— START OF MATERIAL PROVIDED —
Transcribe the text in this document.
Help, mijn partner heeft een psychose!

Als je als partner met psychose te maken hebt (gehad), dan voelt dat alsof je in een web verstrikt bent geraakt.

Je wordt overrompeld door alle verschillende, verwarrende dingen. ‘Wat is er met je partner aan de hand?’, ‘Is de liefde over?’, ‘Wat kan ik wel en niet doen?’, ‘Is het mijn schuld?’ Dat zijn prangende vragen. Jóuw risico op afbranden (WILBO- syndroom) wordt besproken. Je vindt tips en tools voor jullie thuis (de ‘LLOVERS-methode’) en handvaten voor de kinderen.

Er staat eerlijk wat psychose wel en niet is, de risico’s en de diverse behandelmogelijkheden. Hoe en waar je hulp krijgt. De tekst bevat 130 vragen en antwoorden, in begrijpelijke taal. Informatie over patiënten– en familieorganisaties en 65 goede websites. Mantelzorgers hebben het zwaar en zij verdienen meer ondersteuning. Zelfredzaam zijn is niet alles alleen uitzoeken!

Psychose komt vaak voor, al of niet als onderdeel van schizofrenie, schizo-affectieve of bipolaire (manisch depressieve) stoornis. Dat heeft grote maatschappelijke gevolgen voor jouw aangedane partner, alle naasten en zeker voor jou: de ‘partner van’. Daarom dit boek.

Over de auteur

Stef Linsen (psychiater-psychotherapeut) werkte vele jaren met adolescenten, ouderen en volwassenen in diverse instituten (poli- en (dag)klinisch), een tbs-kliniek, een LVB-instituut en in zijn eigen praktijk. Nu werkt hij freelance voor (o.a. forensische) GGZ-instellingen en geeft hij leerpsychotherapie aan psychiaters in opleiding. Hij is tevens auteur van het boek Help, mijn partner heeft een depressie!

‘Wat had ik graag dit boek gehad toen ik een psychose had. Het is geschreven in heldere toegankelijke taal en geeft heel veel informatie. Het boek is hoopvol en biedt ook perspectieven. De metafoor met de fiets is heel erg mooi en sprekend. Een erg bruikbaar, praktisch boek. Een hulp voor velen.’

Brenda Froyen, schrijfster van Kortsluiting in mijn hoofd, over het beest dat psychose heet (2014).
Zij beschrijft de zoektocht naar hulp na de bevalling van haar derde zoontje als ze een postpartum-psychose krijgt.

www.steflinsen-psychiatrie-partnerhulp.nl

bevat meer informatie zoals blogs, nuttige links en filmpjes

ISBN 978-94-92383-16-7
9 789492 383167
— END OF MATERIAL PROVIDED —
§ **PROBLEM**
Every line of the data above should be reproduced word for word.

§ **FULL OUTPUT**
Transcribe the text in this document.
Help, mijn partner heeft een psychose!

Als je als partner met psychose te maken hebt (gehad), dan voelt dat alsof je in een web verstrikt bent geraakt.

Je wordt overrompeld door alle verschillende, verwarrende dingen. ‘Wat is er met je partner aan de hand?’, ‘Is de liefde over?’, ‘Wat kan ik wel en niet doen?’, ‘Is het mijn schuld?’ Dat zijn prangende vragen. Jóuw risico op afbranden (WILBO- syndroom) wordt besproken. Je vindt tips en tools voor jullie thuis (de ‘LLOVERS-methode’) en handvaten voor de kinderen.

Er staat eerlijk wat psychose wel en niet is, de risico’s en de diverse behandelmogelijkheden. Hoe en waar je hulp krijgt. De tekst bevat 130 vragen en antwoorden, in begrijpelijke taal. Informatie over patiënten– en familieorganisaties en 65 goede websites. Mantelzorgers hebben het zwaar en zij verdienen meer ondersteuning. Zelfredzaam zijn is niet alles alleen uitzoeken!

Psychose komt vaak voor, al of niet als onderdeel van schizofrenie, schizo-affectieve of bipolaire (manisch depressieve) stoornis. Dat heeft grote maatschappelijke gevolgen voor jouw aangedane partner, alle naasten en zeker voor jou: de ‘partner van’. Daarom dit boek.

Over de auteur

Stef Linsen (psychiater-psychotherapeut) werkte vele jaren met adolescenten, ouderen en volwassenen in diverse instituten (poli- en (dag)klinisch), een tbs-kliniek, een LVB-instituut en in zijn eigen praktijk. Nu werkt hij freelance voor (o.a. forensische) GGZ-instellingen en geeft hij leerpsychotherapie aan psychiaters in opleiding. Hij is tevens auteur van het boek Help, mijn partner heeft een depressie!

‘Wat had ik graag dit boek gehad toen ik een psychose had. Het is geschreven in heldere toegankelijke taal en geeft heel veel informatie. Het boek is hoopvol en biedt ook perspectieven. De metafoor met de fiets is heel erg mooi en sprekend. Een erg bruikbaar, praktisch boek. Een hulp voor velen.’

Brenda Froyen, schrijfster van Kortsluiting in mijn hoofd, over het beest dat psychose heet (2014).
Zij beschrijft de zoektocht naar hulp na de bevalling van haar derde zoontje als ze een postpartum-psychose krijgt.

www.steflinsen-psychiatrie-partnerhulp.nl

bevat meer informatie zoals blogs, nuttige links en filmpjes

ISBN 978-94-92383-16-7
9 789492 383167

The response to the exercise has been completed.